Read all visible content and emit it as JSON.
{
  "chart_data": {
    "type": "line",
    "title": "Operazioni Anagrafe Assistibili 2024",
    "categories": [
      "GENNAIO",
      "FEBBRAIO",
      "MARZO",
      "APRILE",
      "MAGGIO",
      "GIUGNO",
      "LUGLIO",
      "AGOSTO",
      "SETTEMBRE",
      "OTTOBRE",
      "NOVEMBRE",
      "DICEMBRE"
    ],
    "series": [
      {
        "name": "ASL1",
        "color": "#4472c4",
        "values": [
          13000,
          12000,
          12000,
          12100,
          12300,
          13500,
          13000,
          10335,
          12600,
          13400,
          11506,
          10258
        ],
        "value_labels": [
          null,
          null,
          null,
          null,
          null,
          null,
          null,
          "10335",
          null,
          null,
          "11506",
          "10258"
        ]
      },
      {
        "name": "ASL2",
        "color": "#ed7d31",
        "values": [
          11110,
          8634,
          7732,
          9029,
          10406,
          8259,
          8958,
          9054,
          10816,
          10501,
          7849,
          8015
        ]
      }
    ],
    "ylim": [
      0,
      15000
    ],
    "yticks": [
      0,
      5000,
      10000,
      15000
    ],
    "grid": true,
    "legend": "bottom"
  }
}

- Task -
Repeat the data in its entirety, character for character.

- Written response -
Read all visible content and emit it as JSON.
{
  "chart_data": {
    "type": "line",
    "title": "Operazioni Anagrafe Assistibili 2024",
    "categories": [
      "GENNAIO",
      "FEBBRAIO",
      "MARZO",
      "APRILE",
      "MAGGIO",
      "GIUGNO",
      "LUGLIO",
      "AGOSTO",
      "SETTEMBRE",
      "OTTOBRE",
      "NOVEMBRE",
      "DICEMBRE"
    ],
    "series": [
      {
        "name": "ASL1",
        "color": "#4472c4",
        "values": [
          13000,
          12000,
          12000,
          12100,
          12300,
          13500,
          13000,
          10335,
          12600,
          13400,
          11506,
          10258
        ],
        "value_labels": [
          null,
          null,
          null,
          null,
          null,
          null,
          null,
          "10335",
          null,
          null,
          "11506",
          "10258"
        ]
      },
      {
        "name": "ASL2",
        "color": "#ed7d31",
        "values": [
          11110,
          8634,
          7732,
          9029,
          10406,
          8259,
          8958,
          9054,
          10816,
          10501,
          7849,
          8015
        ]
      }
    ],
    "ylim": [
      0,
      15000
    ],
    "yticks": [
      0,
      5000,
      10000,
      15000
    ],
    "grid": true,
    "legend": "bottom"
  }
}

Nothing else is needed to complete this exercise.